WHAT YOU NEED TO DO => Copy out each line below that has the word "Services" in it.

INPUT =>
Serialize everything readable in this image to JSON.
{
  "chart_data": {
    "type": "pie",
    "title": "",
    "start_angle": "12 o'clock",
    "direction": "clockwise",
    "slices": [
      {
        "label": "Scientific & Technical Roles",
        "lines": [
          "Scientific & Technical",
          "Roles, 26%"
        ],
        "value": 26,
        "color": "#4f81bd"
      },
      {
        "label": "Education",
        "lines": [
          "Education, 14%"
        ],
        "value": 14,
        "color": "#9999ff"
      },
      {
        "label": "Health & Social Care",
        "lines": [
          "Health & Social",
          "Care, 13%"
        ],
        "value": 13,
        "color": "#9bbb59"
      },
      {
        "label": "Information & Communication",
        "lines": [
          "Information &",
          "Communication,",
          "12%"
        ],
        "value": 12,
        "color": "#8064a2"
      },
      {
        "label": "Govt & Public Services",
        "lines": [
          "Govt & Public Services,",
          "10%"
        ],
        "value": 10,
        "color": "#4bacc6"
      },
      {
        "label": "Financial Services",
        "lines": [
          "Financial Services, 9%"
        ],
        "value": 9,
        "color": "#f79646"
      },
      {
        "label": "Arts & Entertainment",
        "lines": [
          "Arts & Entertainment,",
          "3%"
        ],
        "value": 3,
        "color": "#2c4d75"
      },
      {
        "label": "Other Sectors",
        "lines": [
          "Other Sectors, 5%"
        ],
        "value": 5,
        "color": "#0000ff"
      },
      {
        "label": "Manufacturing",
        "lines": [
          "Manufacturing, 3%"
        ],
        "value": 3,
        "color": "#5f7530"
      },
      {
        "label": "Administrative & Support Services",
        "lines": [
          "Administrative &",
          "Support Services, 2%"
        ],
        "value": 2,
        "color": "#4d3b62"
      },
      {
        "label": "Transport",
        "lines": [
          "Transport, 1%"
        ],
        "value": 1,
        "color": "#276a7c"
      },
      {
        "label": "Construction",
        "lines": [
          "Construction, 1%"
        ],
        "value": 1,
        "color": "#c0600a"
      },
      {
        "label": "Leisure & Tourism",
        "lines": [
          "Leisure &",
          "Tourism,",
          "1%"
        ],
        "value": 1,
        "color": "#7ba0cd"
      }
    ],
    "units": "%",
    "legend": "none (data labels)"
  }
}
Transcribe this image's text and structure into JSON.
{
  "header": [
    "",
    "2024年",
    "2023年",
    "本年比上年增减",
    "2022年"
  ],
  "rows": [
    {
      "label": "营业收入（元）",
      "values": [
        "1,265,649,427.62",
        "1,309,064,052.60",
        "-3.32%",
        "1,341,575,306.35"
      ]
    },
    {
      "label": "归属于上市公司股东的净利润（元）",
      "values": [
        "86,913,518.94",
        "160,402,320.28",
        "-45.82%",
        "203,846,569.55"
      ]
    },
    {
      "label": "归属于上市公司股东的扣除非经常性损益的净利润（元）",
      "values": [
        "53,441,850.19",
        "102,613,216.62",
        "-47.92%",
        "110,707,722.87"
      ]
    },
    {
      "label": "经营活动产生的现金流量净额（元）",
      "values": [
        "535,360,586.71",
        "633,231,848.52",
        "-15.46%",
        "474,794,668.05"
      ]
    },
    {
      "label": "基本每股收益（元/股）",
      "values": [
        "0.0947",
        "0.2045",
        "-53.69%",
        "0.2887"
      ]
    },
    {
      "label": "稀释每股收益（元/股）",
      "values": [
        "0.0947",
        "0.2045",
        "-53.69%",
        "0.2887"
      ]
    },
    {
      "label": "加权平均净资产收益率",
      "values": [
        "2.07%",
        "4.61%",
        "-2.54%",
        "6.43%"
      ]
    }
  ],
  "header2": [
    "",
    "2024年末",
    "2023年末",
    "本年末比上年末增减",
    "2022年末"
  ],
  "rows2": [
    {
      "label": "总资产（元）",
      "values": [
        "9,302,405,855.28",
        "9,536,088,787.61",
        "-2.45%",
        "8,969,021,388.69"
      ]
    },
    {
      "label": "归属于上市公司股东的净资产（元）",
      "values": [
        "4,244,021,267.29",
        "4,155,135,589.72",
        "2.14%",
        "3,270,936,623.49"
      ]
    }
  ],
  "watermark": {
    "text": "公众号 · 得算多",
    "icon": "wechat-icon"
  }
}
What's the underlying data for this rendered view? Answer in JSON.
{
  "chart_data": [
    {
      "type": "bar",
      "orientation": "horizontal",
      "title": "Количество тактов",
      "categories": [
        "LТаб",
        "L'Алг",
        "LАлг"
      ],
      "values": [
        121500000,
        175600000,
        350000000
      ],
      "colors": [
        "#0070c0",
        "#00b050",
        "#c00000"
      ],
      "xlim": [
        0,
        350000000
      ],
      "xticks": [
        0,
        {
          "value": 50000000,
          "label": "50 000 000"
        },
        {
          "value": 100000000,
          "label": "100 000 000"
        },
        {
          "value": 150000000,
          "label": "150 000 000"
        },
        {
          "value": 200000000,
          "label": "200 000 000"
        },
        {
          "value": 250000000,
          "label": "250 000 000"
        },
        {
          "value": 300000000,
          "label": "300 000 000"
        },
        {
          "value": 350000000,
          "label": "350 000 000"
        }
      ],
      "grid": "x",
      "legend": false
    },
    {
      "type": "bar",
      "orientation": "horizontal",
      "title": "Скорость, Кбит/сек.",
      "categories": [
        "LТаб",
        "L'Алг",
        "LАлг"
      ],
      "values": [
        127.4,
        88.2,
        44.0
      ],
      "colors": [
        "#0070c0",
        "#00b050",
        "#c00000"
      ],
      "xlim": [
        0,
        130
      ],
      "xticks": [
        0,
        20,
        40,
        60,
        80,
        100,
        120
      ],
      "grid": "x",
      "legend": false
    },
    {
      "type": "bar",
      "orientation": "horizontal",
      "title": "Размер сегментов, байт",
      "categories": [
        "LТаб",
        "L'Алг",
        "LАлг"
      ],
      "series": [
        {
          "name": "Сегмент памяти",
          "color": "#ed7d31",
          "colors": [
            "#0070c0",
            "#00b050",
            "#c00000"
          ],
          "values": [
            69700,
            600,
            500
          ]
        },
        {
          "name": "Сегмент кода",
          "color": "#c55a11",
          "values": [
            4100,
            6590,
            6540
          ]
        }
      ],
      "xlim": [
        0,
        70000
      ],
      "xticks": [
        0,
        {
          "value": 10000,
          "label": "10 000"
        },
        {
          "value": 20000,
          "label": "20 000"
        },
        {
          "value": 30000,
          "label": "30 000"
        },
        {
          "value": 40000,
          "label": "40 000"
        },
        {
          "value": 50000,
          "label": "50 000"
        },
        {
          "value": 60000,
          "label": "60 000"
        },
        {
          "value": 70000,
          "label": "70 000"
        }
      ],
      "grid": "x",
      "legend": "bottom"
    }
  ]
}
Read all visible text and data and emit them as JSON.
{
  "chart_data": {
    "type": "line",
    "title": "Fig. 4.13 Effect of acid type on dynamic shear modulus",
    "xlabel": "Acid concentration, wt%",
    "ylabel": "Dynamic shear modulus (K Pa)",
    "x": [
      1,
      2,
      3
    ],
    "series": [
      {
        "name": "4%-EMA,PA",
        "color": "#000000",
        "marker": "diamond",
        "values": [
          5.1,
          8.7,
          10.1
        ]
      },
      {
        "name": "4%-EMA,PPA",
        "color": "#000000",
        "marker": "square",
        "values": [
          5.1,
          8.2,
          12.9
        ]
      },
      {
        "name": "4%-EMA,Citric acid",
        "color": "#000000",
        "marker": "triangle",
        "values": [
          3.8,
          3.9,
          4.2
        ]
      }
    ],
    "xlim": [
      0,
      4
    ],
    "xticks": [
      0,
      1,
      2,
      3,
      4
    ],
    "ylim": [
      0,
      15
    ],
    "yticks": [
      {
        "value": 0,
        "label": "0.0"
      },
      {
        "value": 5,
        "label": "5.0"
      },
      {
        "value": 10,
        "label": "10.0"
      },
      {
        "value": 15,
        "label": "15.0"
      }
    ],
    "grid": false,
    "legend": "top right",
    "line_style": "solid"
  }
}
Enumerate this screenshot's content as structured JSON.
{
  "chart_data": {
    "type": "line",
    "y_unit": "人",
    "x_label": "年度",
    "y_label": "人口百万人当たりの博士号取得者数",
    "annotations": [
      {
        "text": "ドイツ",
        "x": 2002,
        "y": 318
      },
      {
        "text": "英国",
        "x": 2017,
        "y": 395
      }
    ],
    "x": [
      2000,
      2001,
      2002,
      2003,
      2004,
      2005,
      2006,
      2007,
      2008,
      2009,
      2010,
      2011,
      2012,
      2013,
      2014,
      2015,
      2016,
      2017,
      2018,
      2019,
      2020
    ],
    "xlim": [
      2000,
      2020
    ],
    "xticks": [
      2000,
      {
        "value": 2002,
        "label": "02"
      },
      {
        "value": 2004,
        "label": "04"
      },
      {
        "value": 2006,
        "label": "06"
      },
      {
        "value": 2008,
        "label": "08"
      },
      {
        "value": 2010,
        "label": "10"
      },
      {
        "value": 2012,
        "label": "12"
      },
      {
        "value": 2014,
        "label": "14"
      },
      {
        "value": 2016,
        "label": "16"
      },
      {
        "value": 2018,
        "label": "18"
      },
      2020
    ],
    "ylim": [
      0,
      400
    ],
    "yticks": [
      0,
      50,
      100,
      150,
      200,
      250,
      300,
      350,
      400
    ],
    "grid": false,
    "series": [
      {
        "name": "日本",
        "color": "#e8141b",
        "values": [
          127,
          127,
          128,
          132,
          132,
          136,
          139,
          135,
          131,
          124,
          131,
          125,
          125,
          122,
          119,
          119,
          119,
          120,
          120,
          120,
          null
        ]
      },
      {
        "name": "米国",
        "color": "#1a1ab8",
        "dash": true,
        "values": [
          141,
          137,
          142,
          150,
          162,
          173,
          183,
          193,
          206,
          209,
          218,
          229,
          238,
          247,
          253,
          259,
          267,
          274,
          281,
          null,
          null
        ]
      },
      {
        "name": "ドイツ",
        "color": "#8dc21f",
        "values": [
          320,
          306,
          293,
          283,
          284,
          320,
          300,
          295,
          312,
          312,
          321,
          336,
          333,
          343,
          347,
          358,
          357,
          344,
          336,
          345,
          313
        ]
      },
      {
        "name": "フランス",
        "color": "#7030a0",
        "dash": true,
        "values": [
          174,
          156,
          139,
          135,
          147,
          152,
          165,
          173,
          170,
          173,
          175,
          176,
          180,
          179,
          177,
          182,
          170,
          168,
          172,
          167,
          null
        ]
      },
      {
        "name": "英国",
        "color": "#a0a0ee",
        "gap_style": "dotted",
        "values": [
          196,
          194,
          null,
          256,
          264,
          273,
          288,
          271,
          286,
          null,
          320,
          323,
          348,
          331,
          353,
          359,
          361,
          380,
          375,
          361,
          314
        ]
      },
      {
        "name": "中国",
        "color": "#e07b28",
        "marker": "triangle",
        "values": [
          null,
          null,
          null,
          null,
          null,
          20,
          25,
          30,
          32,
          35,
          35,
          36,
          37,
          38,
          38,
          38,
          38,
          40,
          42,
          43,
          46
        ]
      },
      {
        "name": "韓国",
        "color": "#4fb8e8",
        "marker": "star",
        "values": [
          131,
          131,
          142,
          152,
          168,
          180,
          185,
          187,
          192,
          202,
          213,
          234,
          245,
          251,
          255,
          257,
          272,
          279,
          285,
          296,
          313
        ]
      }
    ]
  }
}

COMPLETE RESPONSE =>
        "label": "Govt & Public Services",
          "Govt & Public Services,",
        "label": "Financial Services",
          "Financial Services, 9%"
        "label": "Administrative & Support Services",
          "Support Services, 2%"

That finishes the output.